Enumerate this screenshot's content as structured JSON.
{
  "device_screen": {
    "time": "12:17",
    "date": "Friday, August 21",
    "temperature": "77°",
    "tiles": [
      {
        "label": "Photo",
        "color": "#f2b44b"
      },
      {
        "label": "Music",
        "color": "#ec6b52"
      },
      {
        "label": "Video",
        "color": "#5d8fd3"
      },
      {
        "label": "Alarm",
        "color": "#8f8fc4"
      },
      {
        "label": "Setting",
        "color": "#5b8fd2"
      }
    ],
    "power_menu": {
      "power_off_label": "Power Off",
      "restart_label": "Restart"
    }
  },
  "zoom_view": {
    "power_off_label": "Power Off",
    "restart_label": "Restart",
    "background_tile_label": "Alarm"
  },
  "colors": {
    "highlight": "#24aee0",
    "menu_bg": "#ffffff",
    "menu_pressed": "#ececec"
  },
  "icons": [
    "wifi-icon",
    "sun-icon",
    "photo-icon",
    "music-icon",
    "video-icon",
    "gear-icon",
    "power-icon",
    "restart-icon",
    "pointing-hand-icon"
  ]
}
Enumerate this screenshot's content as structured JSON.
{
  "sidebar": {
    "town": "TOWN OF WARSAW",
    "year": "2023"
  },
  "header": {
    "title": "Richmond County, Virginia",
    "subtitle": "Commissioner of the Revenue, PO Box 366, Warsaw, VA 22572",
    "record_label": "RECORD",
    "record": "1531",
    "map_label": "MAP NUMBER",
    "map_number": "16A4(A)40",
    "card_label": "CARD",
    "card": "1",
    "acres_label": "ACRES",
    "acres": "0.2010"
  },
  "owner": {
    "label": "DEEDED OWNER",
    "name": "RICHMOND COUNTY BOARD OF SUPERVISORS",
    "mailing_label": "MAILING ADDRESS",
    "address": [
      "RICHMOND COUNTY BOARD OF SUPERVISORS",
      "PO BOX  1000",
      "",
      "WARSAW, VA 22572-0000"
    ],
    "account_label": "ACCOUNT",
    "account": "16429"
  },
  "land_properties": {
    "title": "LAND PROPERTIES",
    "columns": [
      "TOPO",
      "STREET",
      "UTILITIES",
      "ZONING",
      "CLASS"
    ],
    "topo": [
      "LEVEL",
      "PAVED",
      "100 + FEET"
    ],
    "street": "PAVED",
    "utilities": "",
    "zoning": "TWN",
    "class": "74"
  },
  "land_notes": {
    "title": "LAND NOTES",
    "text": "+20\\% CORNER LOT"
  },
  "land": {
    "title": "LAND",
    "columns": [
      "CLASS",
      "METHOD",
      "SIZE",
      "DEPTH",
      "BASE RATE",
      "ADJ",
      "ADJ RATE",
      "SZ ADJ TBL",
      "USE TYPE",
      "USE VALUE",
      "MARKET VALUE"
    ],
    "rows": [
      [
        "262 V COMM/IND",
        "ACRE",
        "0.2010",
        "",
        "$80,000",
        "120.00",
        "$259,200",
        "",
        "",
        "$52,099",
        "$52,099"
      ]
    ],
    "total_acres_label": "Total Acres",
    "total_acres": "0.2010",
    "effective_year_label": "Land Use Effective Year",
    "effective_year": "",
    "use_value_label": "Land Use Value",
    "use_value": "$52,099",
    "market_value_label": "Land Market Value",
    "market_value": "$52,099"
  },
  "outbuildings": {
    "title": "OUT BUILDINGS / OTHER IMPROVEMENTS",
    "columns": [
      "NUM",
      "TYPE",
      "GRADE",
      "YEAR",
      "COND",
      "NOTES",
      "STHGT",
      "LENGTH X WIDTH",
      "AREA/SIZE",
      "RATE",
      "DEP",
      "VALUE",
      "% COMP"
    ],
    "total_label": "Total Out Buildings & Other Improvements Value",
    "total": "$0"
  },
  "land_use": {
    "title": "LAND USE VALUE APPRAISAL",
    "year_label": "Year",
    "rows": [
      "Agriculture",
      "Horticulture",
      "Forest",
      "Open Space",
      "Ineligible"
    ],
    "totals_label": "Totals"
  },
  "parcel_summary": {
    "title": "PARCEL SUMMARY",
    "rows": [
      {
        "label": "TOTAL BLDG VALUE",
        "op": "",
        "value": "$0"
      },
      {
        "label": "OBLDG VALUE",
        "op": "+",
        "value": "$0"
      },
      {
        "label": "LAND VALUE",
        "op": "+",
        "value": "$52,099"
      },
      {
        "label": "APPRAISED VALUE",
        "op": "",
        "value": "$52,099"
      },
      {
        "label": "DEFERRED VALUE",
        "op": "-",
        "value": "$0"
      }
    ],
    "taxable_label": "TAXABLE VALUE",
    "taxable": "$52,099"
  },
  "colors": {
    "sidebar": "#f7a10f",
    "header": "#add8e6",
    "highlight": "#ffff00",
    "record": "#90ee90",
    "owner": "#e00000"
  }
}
┄┄┄┄┄┄┄┄┄┄┄┄┄┄┄┄┄┄┄┄
[SET PROBLEM]
All of the entries must be written out exactly as they stand.

[REPLY TO THE TASK]
Enumerate this screenshot's content as structured JSON.
{
  "device_screen": {
    "time": "12:17",
    "date": "Friday, August 21",
    "temperature": "77°",
    "tiles": [
      {
        "label": "Photo",
        "color": "#f2b44b"
      },
      {
        "label": "Music",
        "color": "#ec6b52"
      },
      {
        "label": "Video",
        "color": "#5d8fd3"
      },
      {
        "label": "Alarm",
        "color": "#8f8fc4"
      },
      {
        "label": "Setting",
        "color": "#5b8fd2"
      }
    ],
    "power_menu": {
      "power_off_label": "Power Off",
      "restart_label": "Restart"
    }
  },
  "zoom_view": {
    "power_off_label": "Power Off",
    "restart_label": "Restart",
    "background_tile_label": "Alarm"
  },
  "colors": {
    "highlight": "#24aee0",
    "menu_bg": "#ffffff",
    "menu_pressed": "#ececec"
  },
  "icons": [
    "wifi-icon",
    "sun-icon",
    "photo-icon",
    "music-icon",
    "video-icon",
    "gear-icon",
    "power-icon",
    "restart-icon",
    "pointing-hand-icon"
  ]
}
Enumerate this screenshot's content as structured JSON.
{
  "sidebar": {
    "town": "TOWN OF WARSAW",
    "year": "2023"
  },
  "header": {
    "title": "Richmond County, Virginia",
    "subtitle": "Commissioner of the Revenue, PO Box 366, Warsaw, VA 22572",
    "record_label": "RECORD",
    "record": "1531",
    "map_label": "MAP NUMBER",
    "map_number": "16A4(A)40",
    "card_label": "CARD",
    "card": "1",
    "acres_label": "ACRES",
    "acres": "0.2010"
  },
  "owner": {
    "label": "DEEDED OWNER",
    "name": "RICHMOND COUNTY BOARD OF SUPERVISORS",
    "mailing_label": "MAILING ADDRESS",
    "address": [
      "RICHMOND COUNTY BOARD OF SUPERVISORS",
      "PO BOX  1000",
      "",
      "WARSAW, VA 22572-0000"
    ],
    "account_label": "ACCOUNT",
    "account": "16429"
  },
  "land_properties": {
    "title": "LAND PROPERTIES",
    "columns": [
      "TOPO",
      "STREET",
      "UTILITIES",
      "ZONING",
      "CLASS"
    ],
    "topo": [
      "LEVEL",
      "PAVED",
      "100 + FEET"
    ],
    "street": "PAVED",
    "utilities": "",
    "zoning": "TWN",
    "class": "74"
  },
  "land_notes": {
    "title": "LAND NOTES",
    "text": "+20\\% CORNER LOT"
  },
  "land": {
    "title": "LAND",
    "columns": [
      "CLASS",
      "METHOD",
      "SIZE",
      "DEPTH",
      "BASE RATE",
      "ADJ",
      "ADJ RATE",
      "SZ ADJ TBL",
      "USE TYPE",
      "USE VALUE",
      "MARKET VALUE"
    ],
    "rows": [
      [
        "262 V COMM/IND",
        "ACRE",
        "0.2010",
        "",
        "$80,000",
        "120.00",
        "$259,200",
        "",
        "",
        "$52,099",
        "$52,099"
      ]
    ],
    "total_acres_label": "Total Acres",
    "total_acres": "0.2010",
    "effective_year_label": "Land Use Effective Year",
    "effective_year": "",
    "use_value_label": "Land Use Value",
    "use_value": "$52,099",
    "market_value_label": "Land Market Value",
    "market_value": "$52,099"
  },
  "outbuildings": {
    "title": "OUT BUILDINGS / OTHER IMPROVEMENTS",
    "columns": [
      "NUM",
      "TYPE",
      "GRADE",
      "YEAR",
      "COND",
      "NOTES",
      "STHGT",
      "LENGTH X WIDTH",
      "AREA/SIZE",
      "RATE",
      "DEP",
      "VALUE",
      "% COMP"
    ],
    "total_label": "Total Out Buildings & Other Improvements Value",
    "total": "$0"
  },
  "land_use": {
    "title": "LAND USE VALUE APPRAISAL",
    "year_label": "Year",
    "rows": [
      "Agriculture",
      "Horticulture",
      "Forest",
      "Open Space",
      "Ineligible"
    ],
    "totals_label": "Totals"
  },
  "parcel_summary": {
    "title": "PARCEL SUMMARY",
    "rows": [
      {
        "label": "TOTAL BLDG VALUE",
        "op": "",
        "value": "$0"
      },
      {
        "label": "OBLDG VALUE",
        "op": "+",
        "value": "$0"
      },
      {
        "label": "LAND VALUE",
        "op": "+",
        "value": "$52,099"
      },
      {
        "label": "APPRAISED VALUE",
        "op": "",
        "value": "$52,099"
      },
      {
        "label": "DEFERRED VALUE",
        "op": "-",
        "value": "$0"
      }
    ],
    "taxable_label": "TAXABLE VALUE",
    "taxable": "$52,099"
  },
  "colors": {
    "sidebar": "#f7a10f",
    "header": "#add8e6",
    "highlight": "#ffff00",
    "record": "#90ee90",
    "owner": "#e00000"
  }
}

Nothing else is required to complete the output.